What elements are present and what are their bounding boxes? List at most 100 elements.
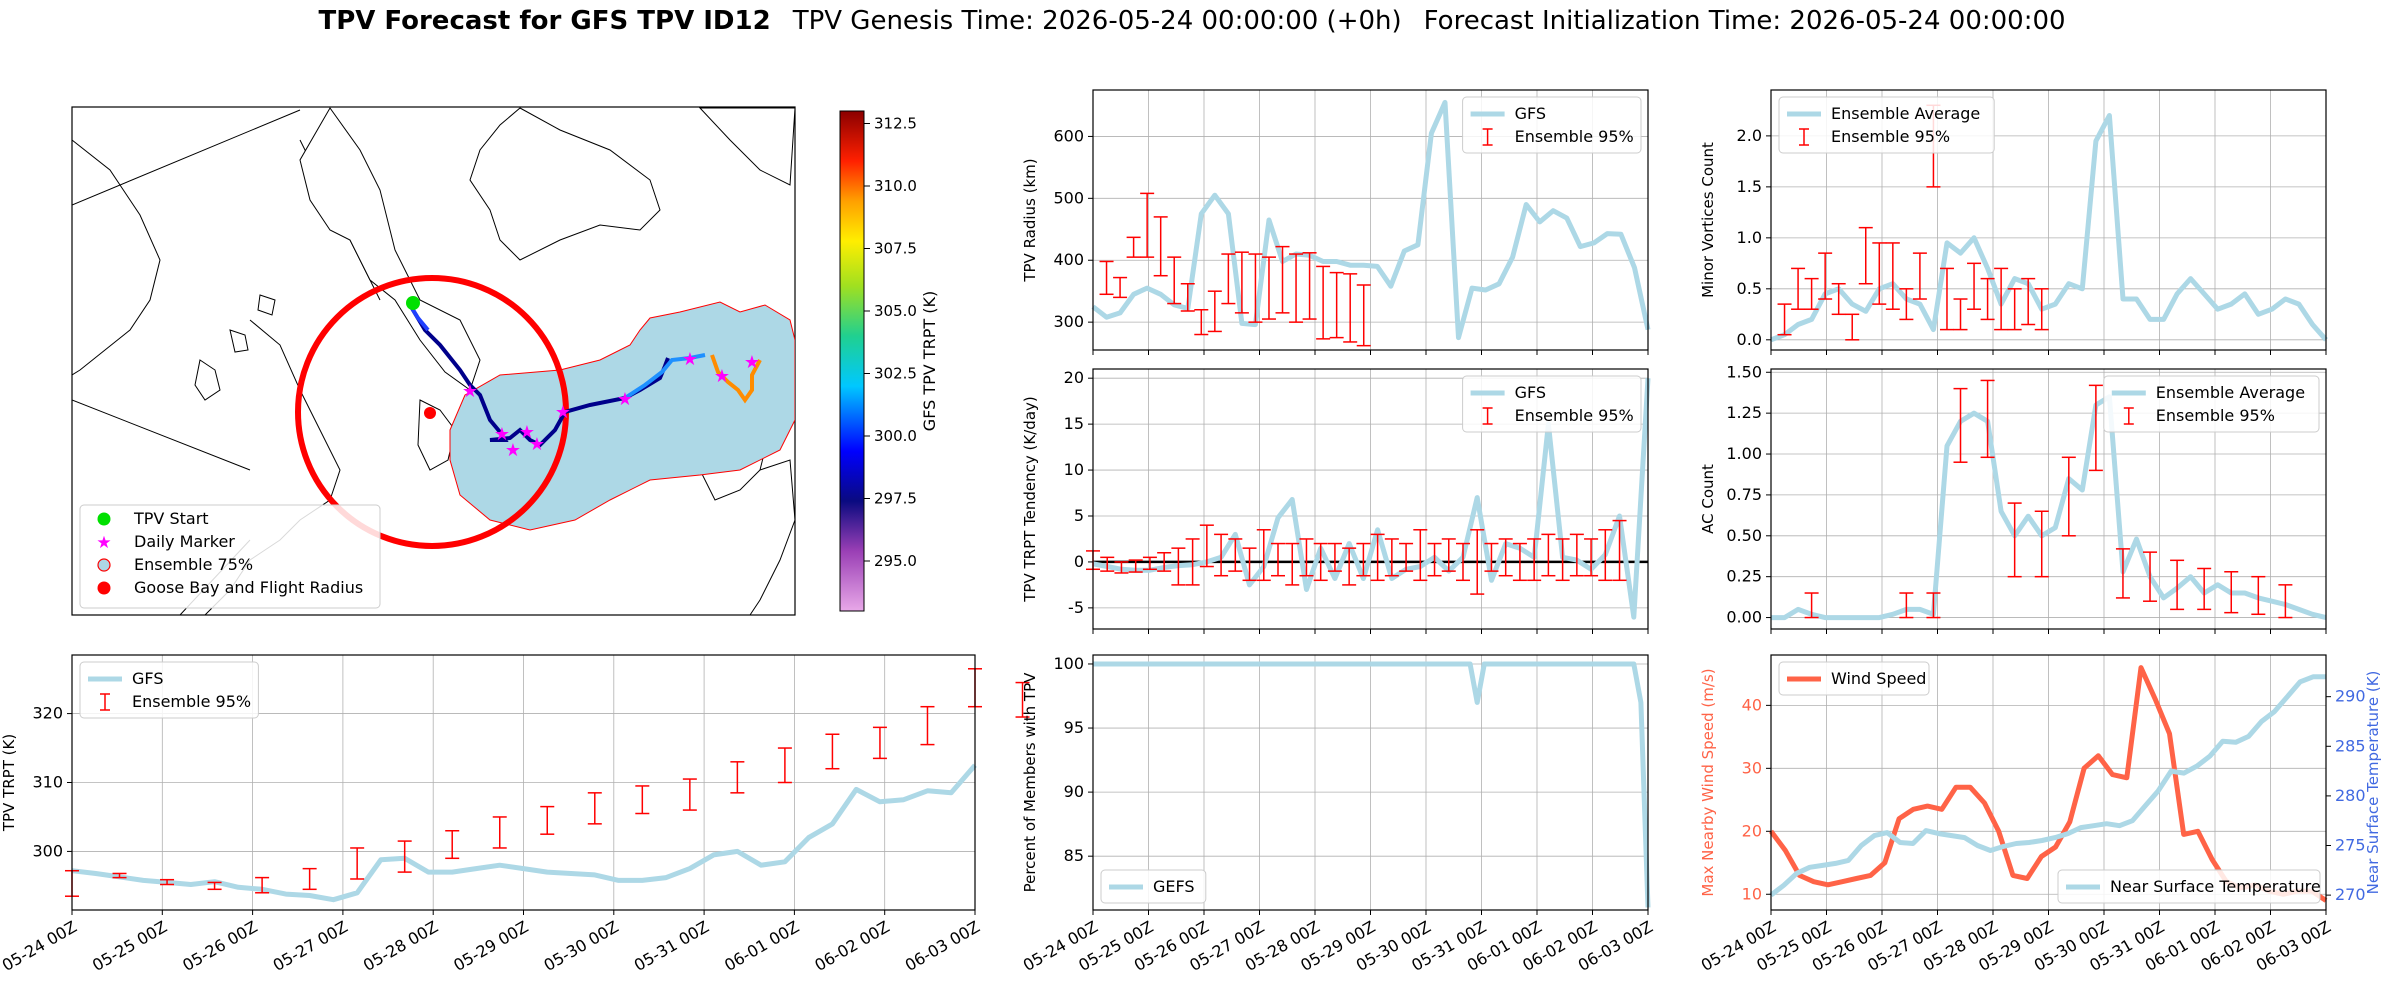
y-tick-label: 0.50 (1726, 526, 1762, 545)
error-bar (2061, 456, 2076, 537)
error-bar (2034, 288, 2049, 331)
daily-marker: ★ (714, 366, 730, 387)
legend-label: GEFS (1153, 877, 1195, 896)
error-bar (1612, 519, 1627, 582)
error-bar (1598, 529, 1613, 582)
error-bar (1967, 262, 1982, 310)
y-right-tick-label: 290 (2335, 687, 2366, 706)
legend-label: Ensemble Average (2156, 383, 2305, 402)
y-tick-label: 500 (1053, 188, 1084, 207)
y-tick-label: 1.50 (1726, 362, 1762, 381)
legend-swatch (100, 693, 110, 711)
error-bar (1207, 290, 1222, 333)
y-axis-label: AC Count (1699, 464, 1717, 534)
error-bar (1912, 252, 1927, 300)
x-tick-label: 05-30 00Z (541, 917, 622, 975)
error-bar (1167, 256, 1182, 305)
legend: GFS Ensemble 95% (1462, 375, 1642, 433)
legend-swatch (1799, 128, 1809, 146)
error-bar (1261, 256, 1276, 320)
error-bar (1953, 387, 1968, 463)
error-bar (1302, 252, 1317, 320)
error-bar (1527, 538, 1542, 582)
error-bar (1157, 551, 1172, 572)
error-bar (350, 847, 365, 880)
error-bar (1099, 260, 1114, 296)
colorbar-tick-label: 295.0 (874, 552, 917, 570)
error-bar (2251, 575, 2266, 616)
colorbar-tick-label: 312.5 (874, 115, 917, 133)
error-bar (1214, 533, 1229, 577)
y-tick-label: 40 (1742, 695, 1762, 714)
y-tick-label: 15 (1064, 414, 1084, 433)
x-tick-label: 05-31 00Z (631, 917, 712, 975)
error-bar (1248, 253, 1263, 323)
daily-marker: ★ (505, 440, 521, 461)
legend-swatch (2123, 407, 2134, 425)
error-bar (445, 829, 460, 860)
error-bar (1456, 542, 1470, 582)
legend-label: Ensemble 95% (1831, 127, 1950, 146)
legend-swatch (1482, 128, 1493, 146)
y-right-axis-label: Near Surface Temperature (K) (2364, 671, 2382, 895)
colorbar-tick-label: 302.5 (874, 365, 917, 383)
error-bar (1994, 267, 2009, 331)
y-tick-label: 600 (1053, 126, 1084, 145)
error-bar (1113, 276, 1128, 299)
error-bar (1427, 542, 1442, 577)
y-tick-label: 320 (32, 704, 63, 723)
error-bar (1100, 556, 1115, 572)
y-axis-label: Max Nearby Wind Speed (m/s) (1699, 668, 1717, 896)
error-bar (1845, 313, 1860, 341)
error-bar (1153, 216, 1168, 277)
x-tick-label: 05-25 00Z (89, 917, 170, 975)
y-tick-label: 300 (1053, 312, 1084, 331)
error-bar (207, 881, 222, 891)
error-bar (2007, 502, 2022, 578)
error-bar (1356, 542, 1371, 577)
y-tick-label: 20 (1064, 368, 1084, 387)
error-bar (1242, 547, 1257, 582)
legend-label: Ensemble 95% (2156, 406, 2275, 425)
y-axis-label: Percent of Members with TPV (1021, 672, 1039, 893)
error-bar (1185, 538, 1200, 586)
daily-marker: ★ (462, 381, 478, 402)
error-bar (2007, 288, 2022, 331)
legend-label: GFS (1515, 383, 1546, 402)
daily-marker: ★ (519, 422, 535, 443)
legend-label: Ensemble 95% (132, 692, 251, 711)
x-tick-label: 06-01 00Z (721, 917, 802, 975)
error-bar (1271, 542, 1285, 577)
green-dot-icon (97, 512, 111, 526)
error-bar (1939, 267, 1954, 331)
error-bar (1285, 542, 1300, 586)
legend-label: GFS (132, 669, 163, 688)
y-tick-label: 1.0 (1737, 228, 1762, 247)
error-bar (1926, 592, 1941, 619)
magenta-star-icon: ★ (96, 533, 111, 553)
x-tick-label: 05-27 00Z (270, 917, 351, 975)
error-bar (1953, 298, 1968, 331)
error-bar (2224, 571, 2239, 614)
error-bar (1980, 379, 1995, 459)
error-bar (587, 792, 602, 825)
error-bar (2021, 277, 2036, 326)
error-bar (1199, 524, 1214, 568)
y-tick-label: 95 (1064, 718, 1084, 737)
legend: Ensemble Average Ensemble 95% (2103, 375, 2320, 433)
series-line (71, 763, 977, 903)
x-tick-label: 05-28 00Z (360, 917, 441, 975)
x-tick-label: 06-03 00Z (902, 917, 983, 975)
y-tick-label: -5 (1068, 598, 1084, 617)
legend-label: Ensemble 95% (1515, 127, 1634, 146)
title-init-time: Forecast Initialization Time: 2026-05-24… (1423, 6, 2066, 36)
error-bar (1299, 538, 1314, 577)
goose-bay-marker (424, 407, 436, 419)
error-bar (1256, 529, 1271, 582)
error-bar (1142, 556, 1157, 571)
error-bar (1015, 681, 1030, 718)
y-right-tick-label: 280 (2335, 786, 2366, 805)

━━━━

- **TO BE DONE**
Update the lines above by replacing each "daily-marker" with "daily-symbol", changing nothing else. Leave the picture out of your answer.

- **TASK RESULT**
What elements are present and what are their bounding boxes? List at most 100 elements.
y-tick-label: 0.50 (1726, 526, 1762, 545)
error-bar (2061, 456, 2076, 537)
error-bar (2034, 288, 2049, 331)
daily-symbol: ★ (714, 366, 730, 387)
legend-label: GEFS (1153, 877, 1195, 896)
error-bar (1612, 519, 1627, 582)
error-bar (1598, 529, 1613, 582)
error-bar (1967, 262, 1982, 310)
y-right-tick-label: 290 (2335, 687, 2366, 706)
legend-label: Ensemble Average (2156, 383, 2305, 402)
y-tick-label: 500 (1053, 188, 1084, 207)
y-tick-label: 1.50 (1726, 362, 1762, 381)
legend-swatch (100, 693, 110, 711)
error-bar (1207, 290, 1222, 333)
y-axis-label: AC Count (1699, 464, 1717, 534)
error-bar (1912, 252, 1927, 300)
x-tick-label: 05-30 00Z (541, 917, 622, 975)
error-bar (1167, 256, 1182, 305)
legend: GFS Ensemble 95% (1462, 375, 1642, 433)
legend-swatch (1799, 128, 1809, 146)
error-bar (1261, 256, 1276, 320)
error-bar (1953, 387, 1968, 463)
error-bar (1302, 252, 1317, 320)
error-bar (1527, 538, 1542, 582)
error-bar (1157, 551, 1172, 572)
error-bar (350, 847, 365, 880)
error-bar (1099, 260, 1114, 296)
colorbar-tick-label: 295.0 (874, 552, 917, 570)
error-bar (2251, 575, 2266, 616)
colorbar-tick-label: 312.5 (874, 115, 917, 133)
error-bar (1214, 533, 1229, 577)
y-tick-label: 40 (1742, 695, 1762, 714)
y-tick-label: 15 (1064, 414, 1084, 433)
x-tick-label: 05-31 00Z (631, 917, 712, 975)
error-bar (1248, 253, 1263, 323)
daily-symbol: ★ (505, 440, 521, 461)
legend-swatch (2123, 407, 2134, 425)
error-bar (445, 829, 460, 860)
error-bar (1456, 542, 1470, 582)
legend-label: Ensemble 95% (1831, 127, 1950, 146)
legend-swatch (1482, 128, 1493, 146)
y-right-axis-label: Near Surface Temperature (K) (2364, 671, 2382, 895)
colorbar-tick-label: 302.5 (874, 365, 917, 383)
error-bar (1994, 267, 2009, 331)
y-tick-label: 600 (1053, 126, 1084, 145)
error-bar (1113, 276, 1128, 299)
error-bar (1427, 542, 1442, 577)
y-tick-label: 320 (32, 704, 63, 723)
error-bar (1100, 556, 1115, 572)
y-axis-label: Max Nearby Wind Speed (m/s) (1699, 668, 1717, 896)
error-bar (1845, 313, 1860, 341)
error-bar (1153, 216, 1168, 277)
x-tick-label: 05-25 00Z (89, 917, 170, 975)
y-tick-label: 300 (1053, 312, 1084, 331)
error-bar (207, 881, 222, 891)
error-bar (2007, 502, 2022, 578)
error-bar (1356, 542, 1371, 577)
y-tick-label: 20 (1064, 368, 1084, 387)
error-bar (1242, 547, 1257, 582)
legend-label: Ensemble 95% (2156, 406, 2275, 425)
y-axis-label: Percent of Members with TPV (1021, 672, 1039, 893)
error-bar (1185, 538, 1200, 586)
daily-symbol: ★ (462, 381, 478, 402)
error-bar (2007, 288, 2022, 331)
legend-label: GFS (1515, 383, 1546, 402)
daily-symbol: ★ (519, 422, 535, 443)
legend-label: Ensemble 95% (132, 692, 251, 711)
x-tick-label: 06-01 00Z (721, 917, 802, 975)
error-bar (1271, 542, 1285, 577)
green-dot-icon (97, 512, 111, 526)
error-bar (1939, 267, 1954, 331)
error-bar (1285, 542, 1300, 586)
legend-label: GFS (132, 669, 163, 688)
y-tick-label: 1.0 (1737, 228, 1762, 247)
error-bar (1926, 592, 1941, 619)
magenta-star-icon: ★ (96, 533, 111, 553)
x-tick-label: 05-27 00Z (270, 917, 351, 975)
error-bar (1953, 298, 1968, 331)
error-bar (2224, 571, 2239, 614)
error-bar (1980, 379, 1995, 459)
error-bar (587, 792, 602, 825)
error-bar (2021, 277, 2036, 326)
error-bar (1199, 524, 1214, 568)
y-tick-label: 95 (1064, 718, 1084, 737)
legend: Ensemble Average Ensemble 95% (2103, 375, 2320, 433)
series-line (71, 763, 977, 903)
x-tick-label: 05-28 00Z (360, 917, 441, 975)
x-tick-label: 06-03 00Z (902, 917, 983, 975)
y-tick-label: -5 (1068, 598, 1084, 617)
legend-label: Ensemble 95% (1515, 127, 1634, 146)
title-init-time: Forecast Initialization Time: 2026-05-24… (1423, 6, 2066, 36)
error-bar (1299, 538, 1314, 577)
goose-bay-marker (424, 407, 436, 419)
error-bar (1256, 529, 1271, 582)
error-bar (1142, 556, 1157, 571)
error-bar (1015, 681, 1030, 718)
y-right-tick-label: 280 (2335, 786, 2366, 805)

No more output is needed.